* START DATA TO PROCESS *

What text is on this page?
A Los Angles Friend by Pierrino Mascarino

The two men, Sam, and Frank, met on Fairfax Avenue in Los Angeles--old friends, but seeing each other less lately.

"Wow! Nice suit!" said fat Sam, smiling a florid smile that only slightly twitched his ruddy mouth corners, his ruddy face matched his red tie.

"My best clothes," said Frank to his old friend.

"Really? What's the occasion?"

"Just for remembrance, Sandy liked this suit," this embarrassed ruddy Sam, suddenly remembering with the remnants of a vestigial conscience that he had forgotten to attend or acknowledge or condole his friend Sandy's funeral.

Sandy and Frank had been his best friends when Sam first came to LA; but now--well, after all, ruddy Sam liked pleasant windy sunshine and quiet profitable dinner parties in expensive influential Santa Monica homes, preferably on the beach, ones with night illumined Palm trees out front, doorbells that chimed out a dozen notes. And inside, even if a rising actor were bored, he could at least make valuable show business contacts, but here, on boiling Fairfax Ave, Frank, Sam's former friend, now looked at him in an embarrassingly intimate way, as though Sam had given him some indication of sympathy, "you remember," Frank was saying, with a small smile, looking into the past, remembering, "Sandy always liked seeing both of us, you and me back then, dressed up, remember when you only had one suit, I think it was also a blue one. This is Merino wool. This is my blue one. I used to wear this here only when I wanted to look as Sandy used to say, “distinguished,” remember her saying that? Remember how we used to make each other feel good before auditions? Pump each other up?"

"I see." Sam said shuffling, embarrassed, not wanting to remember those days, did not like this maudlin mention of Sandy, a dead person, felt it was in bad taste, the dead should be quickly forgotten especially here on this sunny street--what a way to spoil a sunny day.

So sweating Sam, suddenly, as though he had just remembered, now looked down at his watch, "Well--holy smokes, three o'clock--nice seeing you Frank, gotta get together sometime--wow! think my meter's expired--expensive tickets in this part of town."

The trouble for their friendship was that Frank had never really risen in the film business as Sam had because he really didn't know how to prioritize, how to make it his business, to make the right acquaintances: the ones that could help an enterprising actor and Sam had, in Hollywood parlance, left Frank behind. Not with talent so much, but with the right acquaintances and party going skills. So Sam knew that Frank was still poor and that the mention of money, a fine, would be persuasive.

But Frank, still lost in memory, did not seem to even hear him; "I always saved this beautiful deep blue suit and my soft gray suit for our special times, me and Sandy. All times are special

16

* END DATA TO PROCESS *

WHAT THIS TASK INVOLVES: Produce a verbatim transcription of the entries above.

FINAL RESULT:
What text is on this page?
A Los Angles Friend by Pierrino Mascarino

The two men, Sam, and Frank, met on Fairfax Avenue in Los Angeles--old friends, but seeing each other less lately.

"Wow! Nice suit!" said fat Sam, smiling a florid smile that only slightly twitched his ruddy mouth corners, his ruddy face matched his red tie.

"My best clothes," said Frank to his old friend.

"Really? What's the occasion?"

"Just for remembrance, Sandy liked this suit," this embarrassed ruddy Sam, suddenly remembering with the remnants of a vestigial conscience that he had forgotten to attend or acknowledge or condole his friend Sandy's funeral.

Sandy and Frank had been his best friends when Sam first came to LA; but now--well, after all, ruddy Sam liked pleasant windy sunshine and quiet profitable dinner parties in expensive influential Santa Monica homes, preferably on the beach, ones with night illumined Palm trees out front, doorbells that chimed out a dozen notes. And inside, even if a rising actor were bored, he could at least make valuable show business contacts, but here, on boiling Fairfax Ave, Frank, Sam's former friend, now looked at him in an embarrassingly intimate way, as though Sam had given him some indication of sympathy, "you remember," Frank was saying, with a small smile, looking into the past, remembering, "Sandy always liked seeing both of us, you and me back then, dressed up, remember when you only had one suit, I think it was also a blue one. This is Merino wool. This is my blue one. I used to wear this here only when I wanted to look as Sandy used to say, “distinguished,” remember her saying that? Remember how we used to make each other feel good before auditions? Pump each other up?"

"I see." Sam said shuffling, embarrassed, not wanting to remember those days, did not like this maudlin mention of Sandy, a dead person, felt it was in bad taste, the dead should be quickly forgotten especially here on this sunny street--what a way to spoil a sunny day.

So sweating Sam, suddenly, as though he had just remembered, now looked down at his watch, "Well--holy smokes, three o'clock--nice seeing you Frank, gotta get together sometime--wow! think my meter's expired--expensive tickets in this part of town."

The trouble for their friendship was that Frank had never really risen in the film business as Sam had because he really didn't know how to prioritize, how to make it his business, to make the right acquaintances: the ones that could help an enterprising actor and Sam had, in Hollywood parlance, left Frank behind. Not with talent so much, but with the right acquaintances and party going skills. So Sam knew that Frank was still poor and that the mention of money, a fine, would be persuasive.

But Frank, still lost in memory, did not seem to even hear him; "I always saved this beautiful deep blue suit and my soft gray suit for our special times, me and Sandy. All times are special

16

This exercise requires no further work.